## TO DO
Tally the lines that include the word "Biolinum" and reply with nothing but the total.
=== DATASET ===
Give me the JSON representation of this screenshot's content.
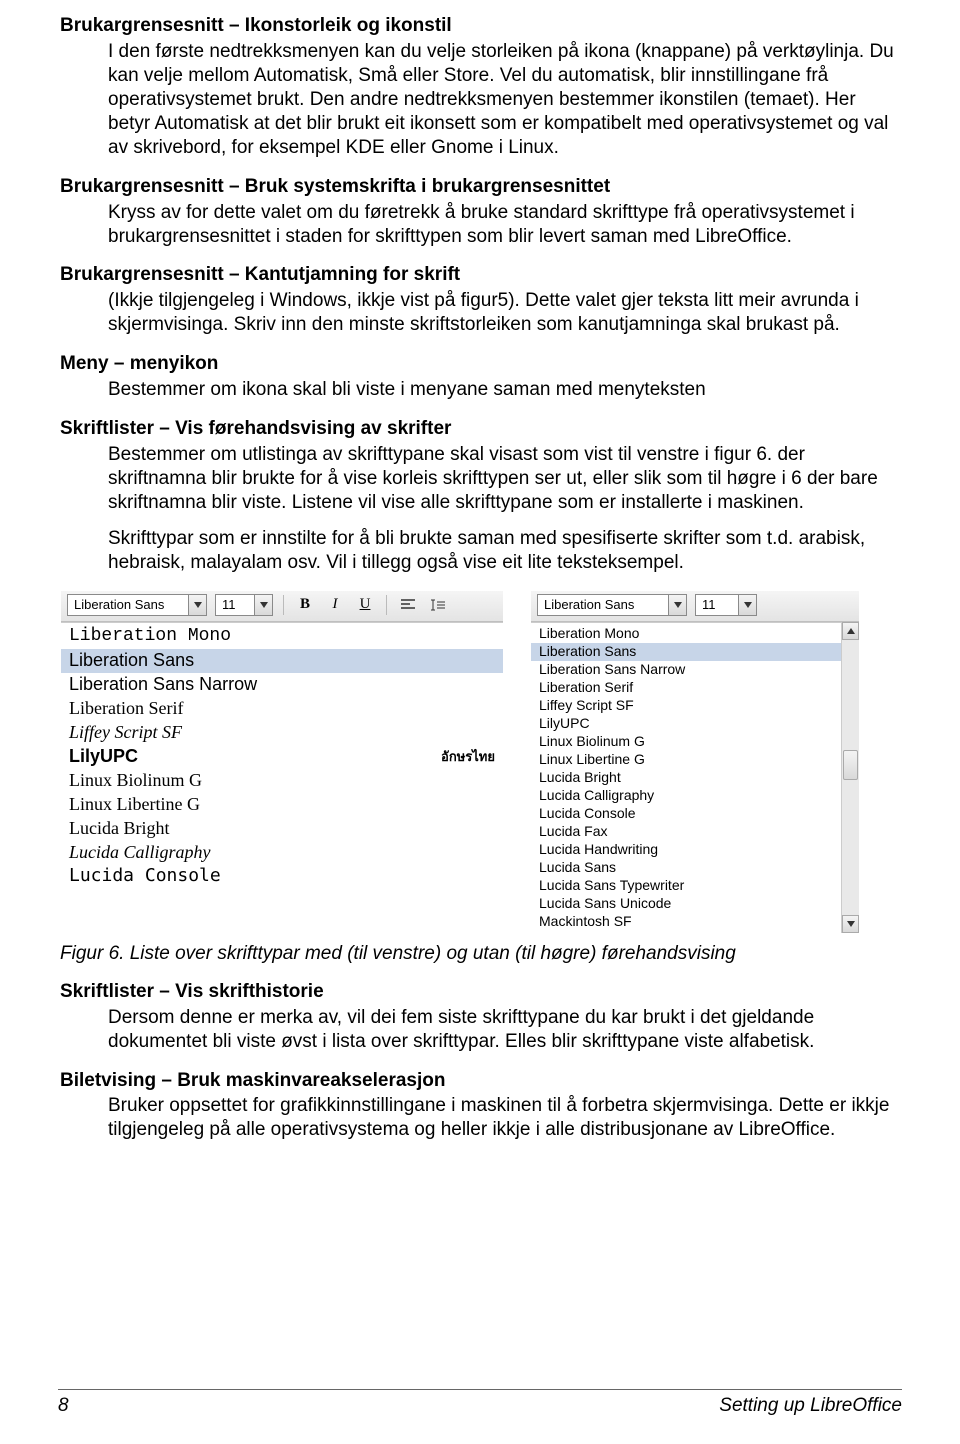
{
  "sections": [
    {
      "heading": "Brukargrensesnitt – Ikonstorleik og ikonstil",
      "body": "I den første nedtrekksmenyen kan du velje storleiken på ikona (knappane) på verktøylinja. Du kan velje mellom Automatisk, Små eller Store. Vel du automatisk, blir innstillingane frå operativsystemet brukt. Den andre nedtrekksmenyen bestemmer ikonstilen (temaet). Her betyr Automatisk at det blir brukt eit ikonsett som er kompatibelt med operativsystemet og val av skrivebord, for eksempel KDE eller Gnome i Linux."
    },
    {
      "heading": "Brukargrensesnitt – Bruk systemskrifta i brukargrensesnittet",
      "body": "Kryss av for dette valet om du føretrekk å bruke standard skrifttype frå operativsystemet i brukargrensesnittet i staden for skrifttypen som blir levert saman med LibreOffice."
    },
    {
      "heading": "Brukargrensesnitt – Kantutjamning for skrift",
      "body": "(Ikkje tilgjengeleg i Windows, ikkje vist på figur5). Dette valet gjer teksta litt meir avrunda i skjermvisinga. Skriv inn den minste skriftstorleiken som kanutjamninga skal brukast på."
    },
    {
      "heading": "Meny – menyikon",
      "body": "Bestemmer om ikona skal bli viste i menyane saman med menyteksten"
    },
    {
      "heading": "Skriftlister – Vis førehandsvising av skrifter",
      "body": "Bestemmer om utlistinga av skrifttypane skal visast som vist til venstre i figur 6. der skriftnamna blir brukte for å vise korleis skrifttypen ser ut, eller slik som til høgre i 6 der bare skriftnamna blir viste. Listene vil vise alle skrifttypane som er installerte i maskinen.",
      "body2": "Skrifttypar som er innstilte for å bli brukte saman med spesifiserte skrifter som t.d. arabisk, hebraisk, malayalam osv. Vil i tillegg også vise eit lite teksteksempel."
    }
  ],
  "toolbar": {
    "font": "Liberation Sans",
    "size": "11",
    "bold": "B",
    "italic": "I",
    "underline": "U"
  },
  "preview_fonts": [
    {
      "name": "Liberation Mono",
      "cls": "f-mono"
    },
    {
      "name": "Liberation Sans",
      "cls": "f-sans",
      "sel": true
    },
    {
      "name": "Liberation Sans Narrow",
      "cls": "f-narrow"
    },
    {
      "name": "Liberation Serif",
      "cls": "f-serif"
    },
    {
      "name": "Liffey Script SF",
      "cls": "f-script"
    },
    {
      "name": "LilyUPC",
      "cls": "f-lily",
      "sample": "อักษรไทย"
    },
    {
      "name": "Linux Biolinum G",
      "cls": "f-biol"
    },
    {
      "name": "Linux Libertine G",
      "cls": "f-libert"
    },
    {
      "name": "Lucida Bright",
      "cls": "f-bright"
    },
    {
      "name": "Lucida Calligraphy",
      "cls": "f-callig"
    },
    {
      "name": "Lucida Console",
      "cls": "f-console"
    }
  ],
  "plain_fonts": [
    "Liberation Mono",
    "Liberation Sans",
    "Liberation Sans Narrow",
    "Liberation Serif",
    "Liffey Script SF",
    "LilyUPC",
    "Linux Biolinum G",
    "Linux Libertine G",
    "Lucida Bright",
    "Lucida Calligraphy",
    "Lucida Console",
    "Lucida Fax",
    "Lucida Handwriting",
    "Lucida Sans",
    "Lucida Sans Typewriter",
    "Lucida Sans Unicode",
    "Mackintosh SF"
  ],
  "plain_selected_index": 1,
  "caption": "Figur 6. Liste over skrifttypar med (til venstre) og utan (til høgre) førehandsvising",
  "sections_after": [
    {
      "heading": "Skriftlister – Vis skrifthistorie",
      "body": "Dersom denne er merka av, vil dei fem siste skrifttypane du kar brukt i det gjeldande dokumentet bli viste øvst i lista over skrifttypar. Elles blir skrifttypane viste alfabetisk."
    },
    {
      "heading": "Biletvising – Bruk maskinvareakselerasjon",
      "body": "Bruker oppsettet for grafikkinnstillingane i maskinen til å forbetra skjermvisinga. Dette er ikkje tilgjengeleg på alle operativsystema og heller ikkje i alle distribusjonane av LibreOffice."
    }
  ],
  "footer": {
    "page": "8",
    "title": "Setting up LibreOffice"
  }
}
===
## OUTPUT OF THE TASK
2